Directions -> Take every line from the listing below that includes "jockey" and copy it.

Material provided ->
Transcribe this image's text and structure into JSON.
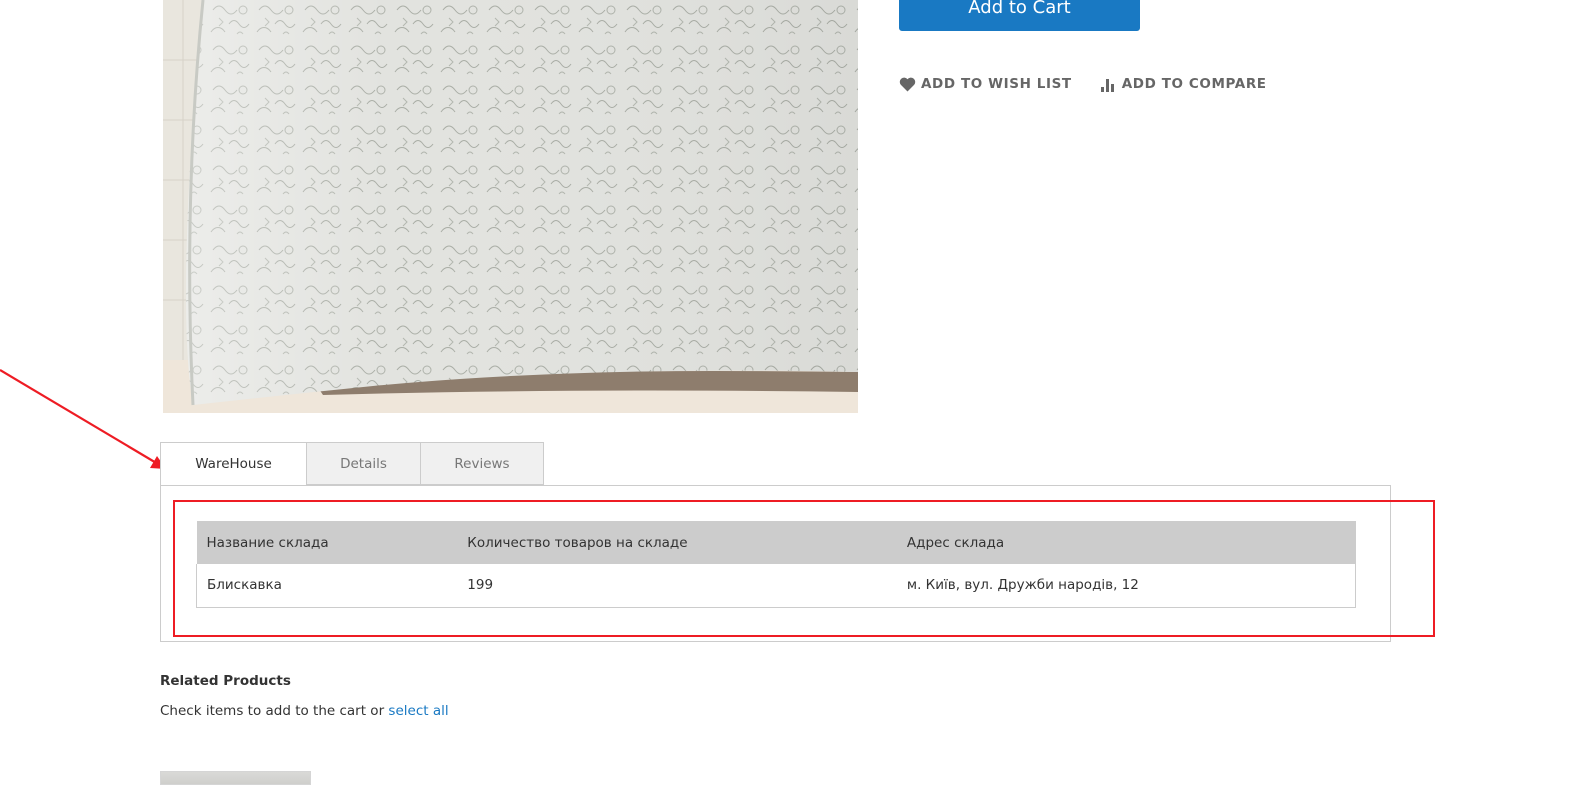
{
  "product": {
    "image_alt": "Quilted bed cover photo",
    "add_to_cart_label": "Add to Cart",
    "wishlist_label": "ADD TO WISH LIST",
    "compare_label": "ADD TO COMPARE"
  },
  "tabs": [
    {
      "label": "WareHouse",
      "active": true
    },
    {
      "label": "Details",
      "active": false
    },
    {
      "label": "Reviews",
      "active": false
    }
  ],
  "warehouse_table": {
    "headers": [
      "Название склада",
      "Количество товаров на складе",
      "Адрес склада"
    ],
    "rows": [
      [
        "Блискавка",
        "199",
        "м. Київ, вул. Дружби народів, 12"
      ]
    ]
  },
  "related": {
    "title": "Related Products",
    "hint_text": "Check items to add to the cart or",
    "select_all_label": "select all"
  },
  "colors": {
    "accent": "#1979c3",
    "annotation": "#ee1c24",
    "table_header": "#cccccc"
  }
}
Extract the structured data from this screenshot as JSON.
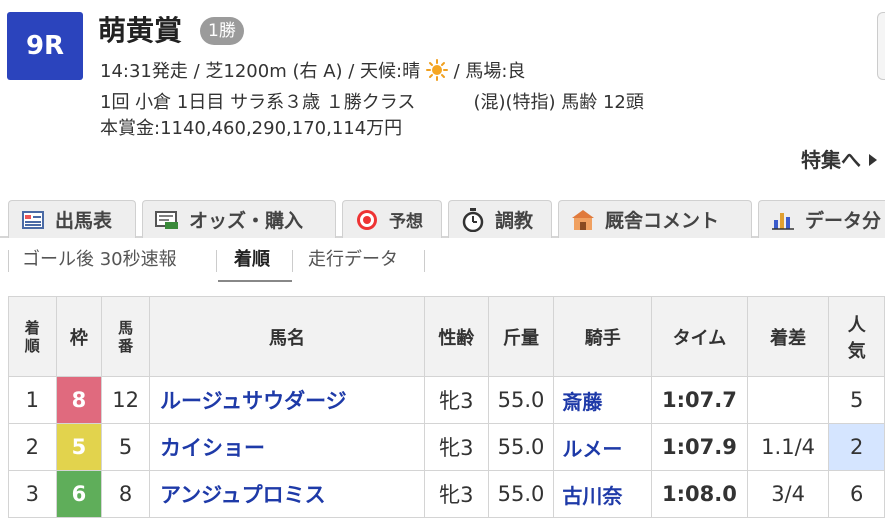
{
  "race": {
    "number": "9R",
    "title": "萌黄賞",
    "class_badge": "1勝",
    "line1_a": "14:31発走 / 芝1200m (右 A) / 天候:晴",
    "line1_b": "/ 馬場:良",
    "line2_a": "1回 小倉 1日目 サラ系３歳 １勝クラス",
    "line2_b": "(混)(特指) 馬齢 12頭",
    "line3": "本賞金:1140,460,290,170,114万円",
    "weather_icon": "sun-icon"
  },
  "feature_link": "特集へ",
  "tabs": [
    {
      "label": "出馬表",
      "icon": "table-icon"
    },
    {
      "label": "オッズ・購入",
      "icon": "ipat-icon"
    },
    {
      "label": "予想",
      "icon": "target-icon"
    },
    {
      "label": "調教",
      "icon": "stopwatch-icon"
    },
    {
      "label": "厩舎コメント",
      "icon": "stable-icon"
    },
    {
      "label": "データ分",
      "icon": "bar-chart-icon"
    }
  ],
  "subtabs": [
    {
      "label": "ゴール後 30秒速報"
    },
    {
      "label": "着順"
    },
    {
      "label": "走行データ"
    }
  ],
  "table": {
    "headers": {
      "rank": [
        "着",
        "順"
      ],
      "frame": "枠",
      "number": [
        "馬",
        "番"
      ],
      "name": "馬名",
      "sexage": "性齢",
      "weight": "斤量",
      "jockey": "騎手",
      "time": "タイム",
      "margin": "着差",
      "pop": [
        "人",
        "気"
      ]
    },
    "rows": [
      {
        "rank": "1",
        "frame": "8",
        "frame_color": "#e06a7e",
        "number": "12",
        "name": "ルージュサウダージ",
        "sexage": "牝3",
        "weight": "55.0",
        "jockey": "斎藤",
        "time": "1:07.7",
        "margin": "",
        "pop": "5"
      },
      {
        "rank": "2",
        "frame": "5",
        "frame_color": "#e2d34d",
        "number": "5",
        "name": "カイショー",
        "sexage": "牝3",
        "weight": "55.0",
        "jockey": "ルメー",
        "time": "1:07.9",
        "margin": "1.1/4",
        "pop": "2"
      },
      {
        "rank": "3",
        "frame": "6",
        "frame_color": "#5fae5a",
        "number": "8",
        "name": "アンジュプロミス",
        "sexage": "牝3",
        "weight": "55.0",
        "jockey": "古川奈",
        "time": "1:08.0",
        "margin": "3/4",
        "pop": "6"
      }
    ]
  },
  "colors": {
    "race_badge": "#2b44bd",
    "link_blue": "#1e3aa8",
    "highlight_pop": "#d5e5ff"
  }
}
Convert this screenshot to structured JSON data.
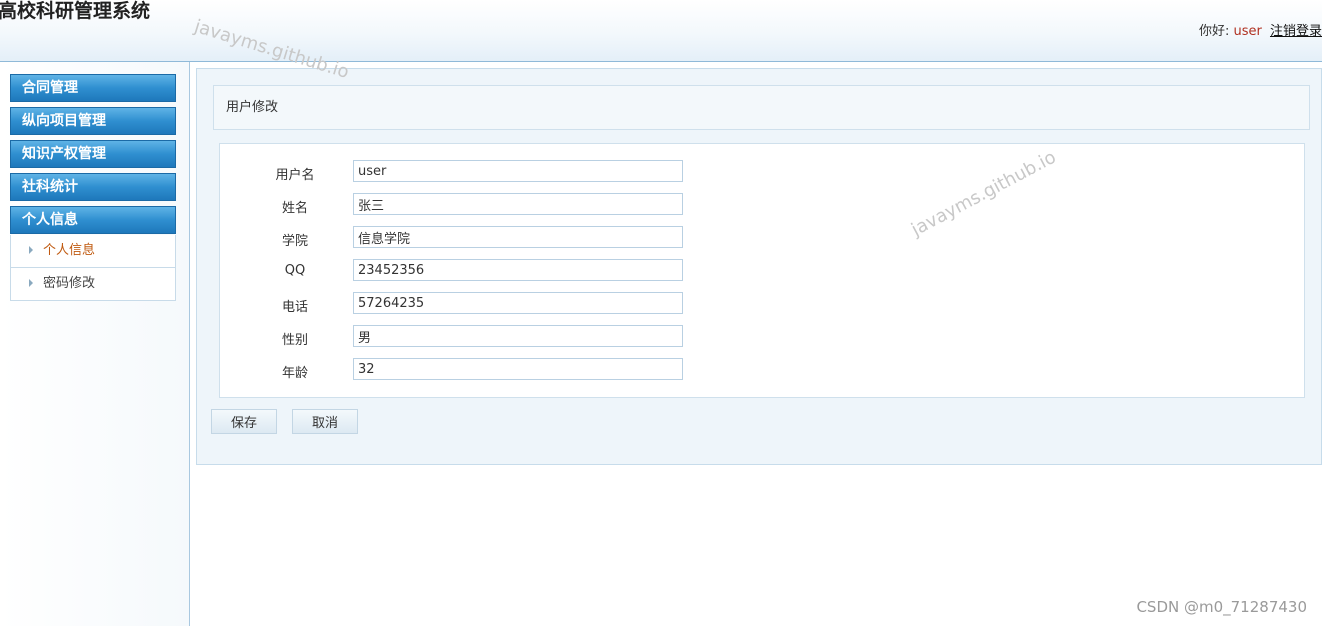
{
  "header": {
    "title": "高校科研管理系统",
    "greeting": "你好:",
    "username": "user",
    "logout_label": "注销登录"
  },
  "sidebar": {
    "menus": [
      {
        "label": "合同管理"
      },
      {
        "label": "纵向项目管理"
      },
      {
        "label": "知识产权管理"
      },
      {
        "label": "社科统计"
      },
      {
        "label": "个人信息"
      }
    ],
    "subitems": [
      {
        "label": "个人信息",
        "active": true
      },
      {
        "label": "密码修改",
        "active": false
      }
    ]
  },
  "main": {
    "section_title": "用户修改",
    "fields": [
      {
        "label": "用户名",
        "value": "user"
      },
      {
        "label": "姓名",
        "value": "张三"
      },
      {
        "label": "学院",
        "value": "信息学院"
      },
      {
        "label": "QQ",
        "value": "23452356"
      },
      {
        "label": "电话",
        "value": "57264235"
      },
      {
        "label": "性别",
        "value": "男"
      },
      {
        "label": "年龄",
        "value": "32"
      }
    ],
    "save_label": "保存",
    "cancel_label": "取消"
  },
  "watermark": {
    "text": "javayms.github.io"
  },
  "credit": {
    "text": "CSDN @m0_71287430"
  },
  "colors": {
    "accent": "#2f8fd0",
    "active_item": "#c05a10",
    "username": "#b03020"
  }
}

---

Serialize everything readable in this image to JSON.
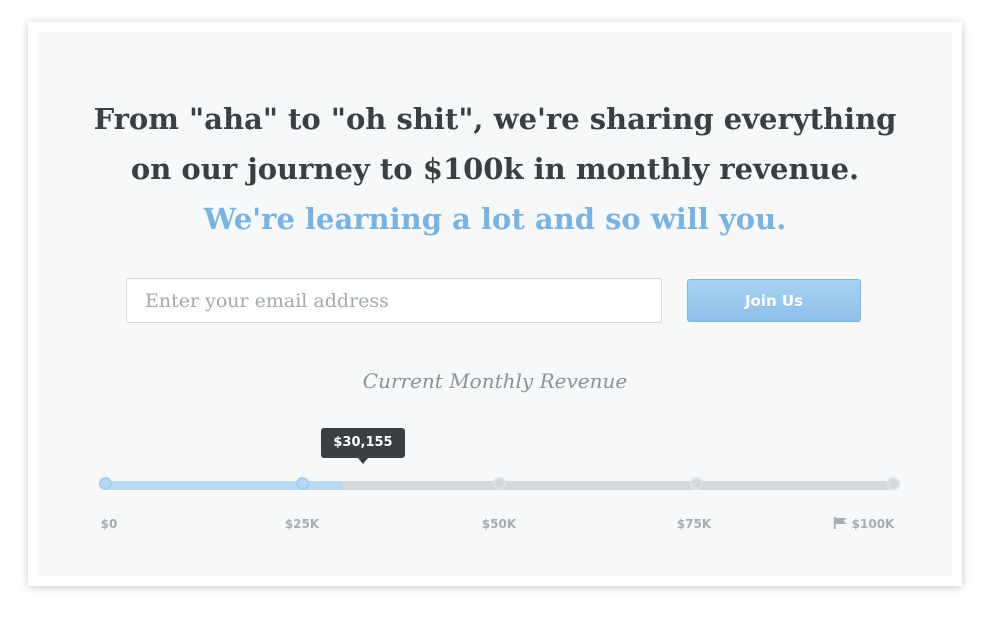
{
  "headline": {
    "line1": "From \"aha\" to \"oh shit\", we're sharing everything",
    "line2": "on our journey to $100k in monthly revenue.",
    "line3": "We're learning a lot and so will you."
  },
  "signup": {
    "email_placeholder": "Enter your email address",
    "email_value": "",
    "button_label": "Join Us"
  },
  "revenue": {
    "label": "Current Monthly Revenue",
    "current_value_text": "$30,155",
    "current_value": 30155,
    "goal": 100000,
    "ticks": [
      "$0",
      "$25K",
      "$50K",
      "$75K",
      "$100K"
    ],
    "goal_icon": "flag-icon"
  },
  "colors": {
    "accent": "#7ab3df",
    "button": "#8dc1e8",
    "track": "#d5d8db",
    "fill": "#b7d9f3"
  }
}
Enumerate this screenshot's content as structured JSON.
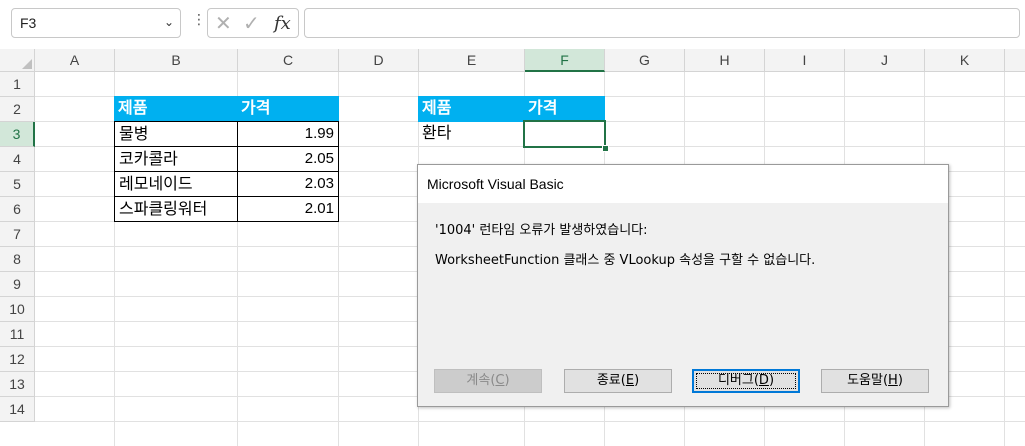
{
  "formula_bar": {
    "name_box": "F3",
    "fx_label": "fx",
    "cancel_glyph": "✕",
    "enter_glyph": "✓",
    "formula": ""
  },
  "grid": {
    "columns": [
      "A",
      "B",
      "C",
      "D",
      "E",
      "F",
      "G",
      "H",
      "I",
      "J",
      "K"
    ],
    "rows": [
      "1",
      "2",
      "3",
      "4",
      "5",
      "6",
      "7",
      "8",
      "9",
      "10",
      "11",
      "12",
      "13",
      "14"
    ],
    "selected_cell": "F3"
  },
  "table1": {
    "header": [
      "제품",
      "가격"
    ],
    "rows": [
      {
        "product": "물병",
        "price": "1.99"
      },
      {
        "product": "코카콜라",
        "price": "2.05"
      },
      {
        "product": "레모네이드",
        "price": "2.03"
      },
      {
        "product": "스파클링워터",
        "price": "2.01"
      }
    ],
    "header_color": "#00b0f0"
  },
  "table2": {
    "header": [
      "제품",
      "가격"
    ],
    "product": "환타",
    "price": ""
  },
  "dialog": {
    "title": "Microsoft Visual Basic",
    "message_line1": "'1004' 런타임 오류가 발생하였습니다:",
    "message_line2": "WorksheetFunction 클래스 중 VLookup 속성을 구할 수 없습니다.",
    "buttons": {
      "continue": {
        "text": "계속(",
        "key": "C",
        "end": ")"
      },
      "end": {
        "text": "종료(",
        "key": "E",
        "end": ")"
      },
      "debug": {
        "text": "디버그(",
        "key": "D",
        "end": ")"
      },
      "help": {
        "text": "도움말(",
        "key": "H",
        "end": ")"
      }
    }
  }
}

---

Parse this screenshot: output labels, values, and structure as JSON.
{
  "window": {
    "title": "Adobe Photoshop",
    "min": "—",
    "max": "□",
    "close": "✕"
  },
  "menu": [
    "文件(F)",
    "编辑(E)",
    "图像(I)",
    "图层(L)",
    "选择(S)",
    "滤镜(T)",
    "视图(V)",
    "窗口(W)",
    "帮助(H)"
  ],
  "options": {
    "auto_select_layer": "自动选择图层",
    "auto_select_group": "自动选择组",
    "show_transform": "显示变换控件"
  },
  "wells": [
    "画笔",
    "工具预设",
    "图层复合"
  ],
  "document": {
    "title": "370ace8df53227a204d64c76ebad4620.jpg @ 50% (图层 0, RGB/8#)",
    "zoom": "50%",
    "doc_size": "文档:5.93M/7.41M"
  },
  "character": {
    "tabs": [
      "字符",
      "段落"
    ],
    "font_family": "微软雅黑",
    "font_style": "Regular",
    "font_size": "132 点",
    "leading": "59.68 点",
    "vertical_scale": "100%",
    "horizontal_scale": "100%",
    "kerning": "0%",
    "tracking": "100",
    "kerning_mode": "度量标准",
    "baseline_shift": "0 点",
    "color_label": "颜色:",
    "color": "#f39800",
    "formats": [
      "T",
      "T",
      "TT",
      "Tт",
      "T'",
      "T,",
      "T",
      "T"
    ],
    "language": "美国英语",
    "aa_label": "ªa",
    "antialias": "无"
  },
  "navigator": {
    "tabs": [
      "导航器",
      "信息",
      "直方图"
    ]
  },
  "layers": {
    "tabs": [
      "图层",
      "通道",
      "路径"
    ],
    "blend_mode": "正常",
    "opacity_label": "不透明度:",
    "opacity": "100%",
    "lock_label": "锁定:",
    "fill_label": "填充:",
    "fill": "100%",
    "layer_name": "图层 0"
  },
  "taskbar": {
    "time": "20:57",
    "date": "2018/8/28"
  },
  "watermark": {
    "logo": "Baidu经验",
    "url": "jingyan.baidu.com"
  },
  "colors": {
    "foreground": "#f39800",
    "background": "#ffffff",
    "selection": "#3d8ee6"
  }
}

The solution ->
      "jockey": "騎手",
        "jockey": "斎藤",
        "jockey": "ルメー",
        "jockey": "古川奈",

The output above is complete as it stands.